Extracted records:
+++
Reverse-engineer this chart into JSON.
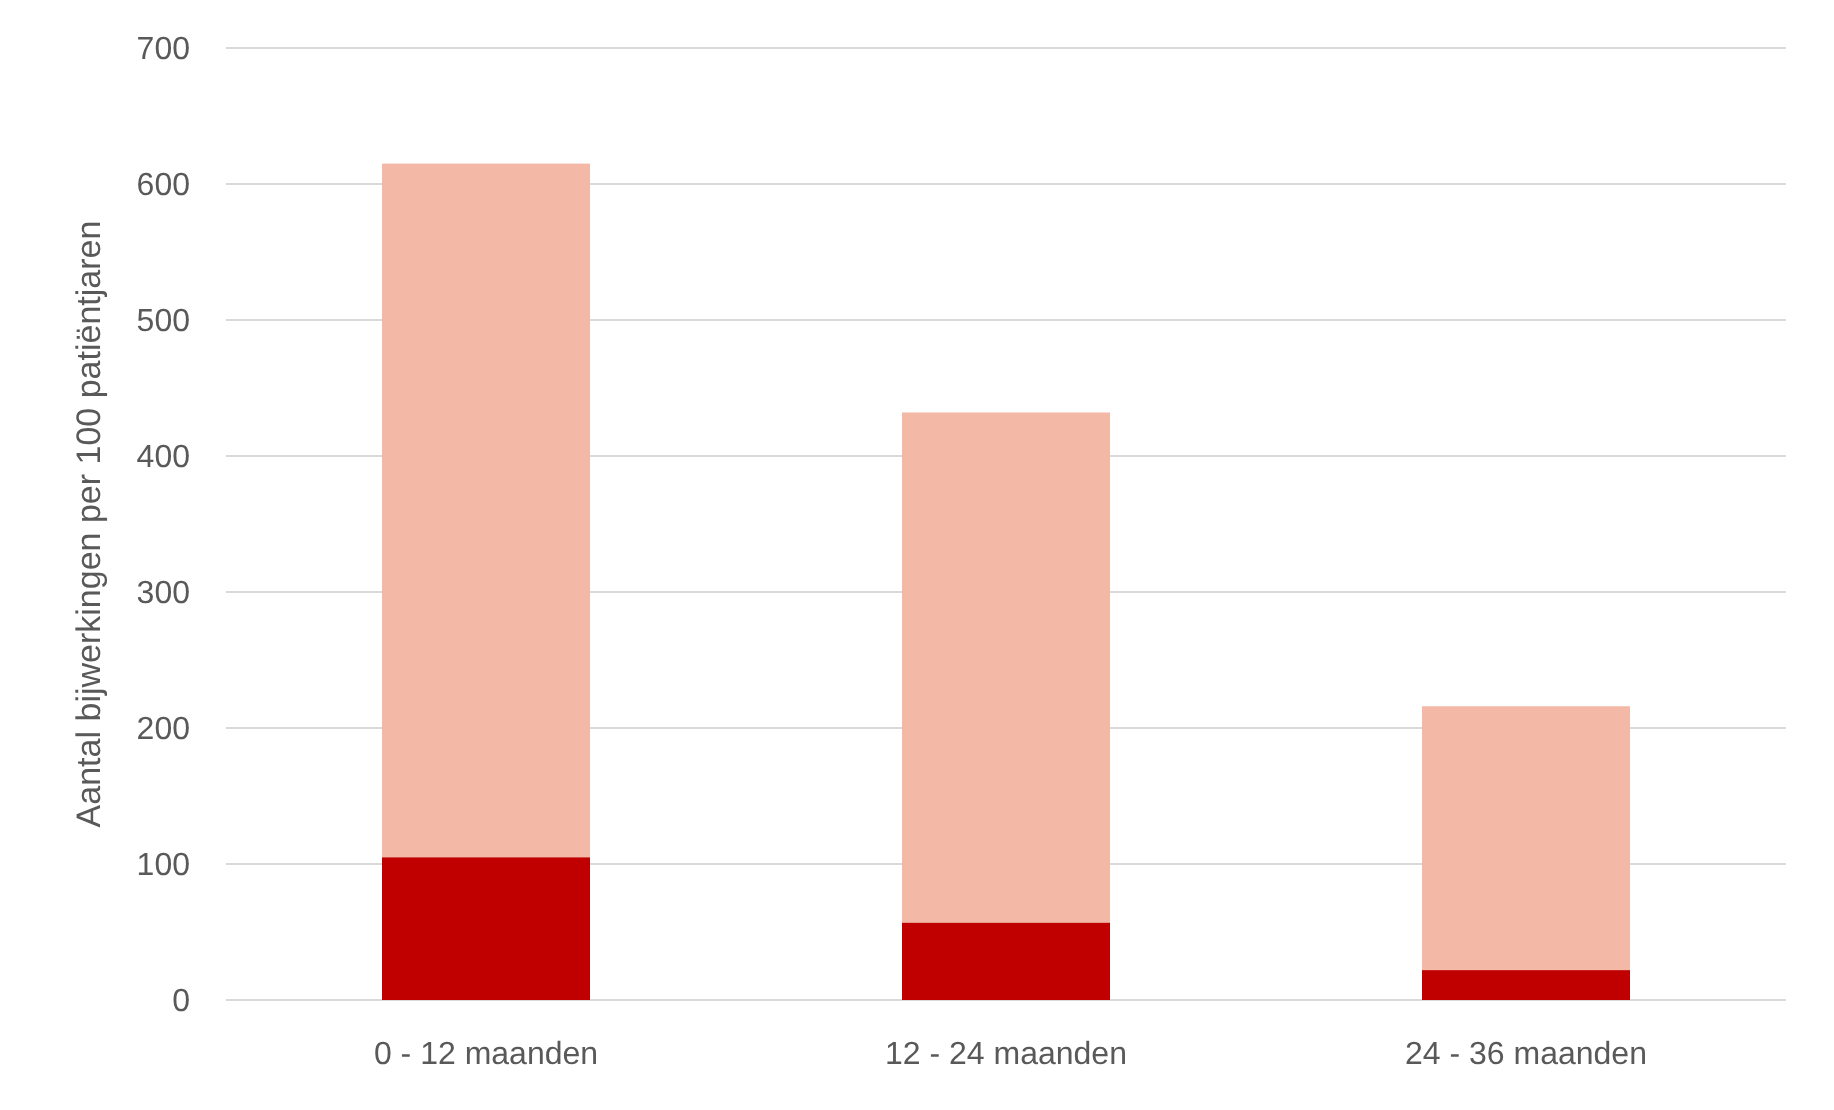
{
  "chart_data": {
    "type": "bar",
    "stacked": true,
    "ylabel": "Aantal bijwerkingen per 100 patiëntjaren",
    "categories": [
      "0 - 12 maanden",
      "12 - 24 maanden",
      "24 - 36 maanden"
    ],
    "series": [
      {
        "color": "#c00000",
        "values": [
          105,
          57,
          22
        ]
      },
      {
        "color": "#f4b9a6",
        "values": [
          510,
          375,
          194
        ]
      }
    ],
    "ylim": [
      0,
      700
    ],
    "yticks": [
      0,
      100,
      200,
      300,
      400,
      500,
      600,
      700
    ],
    "grid": "y"
  }
}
+++
■ WHAT YOU ARE ASKED TO DO:
Search the entries for the word "maanden" and gather every line where it appears.

■ FINAL RESULT:
      "0 - 12 maanden",
      "12 - 24 maanden",
      "24 - 36 maanden"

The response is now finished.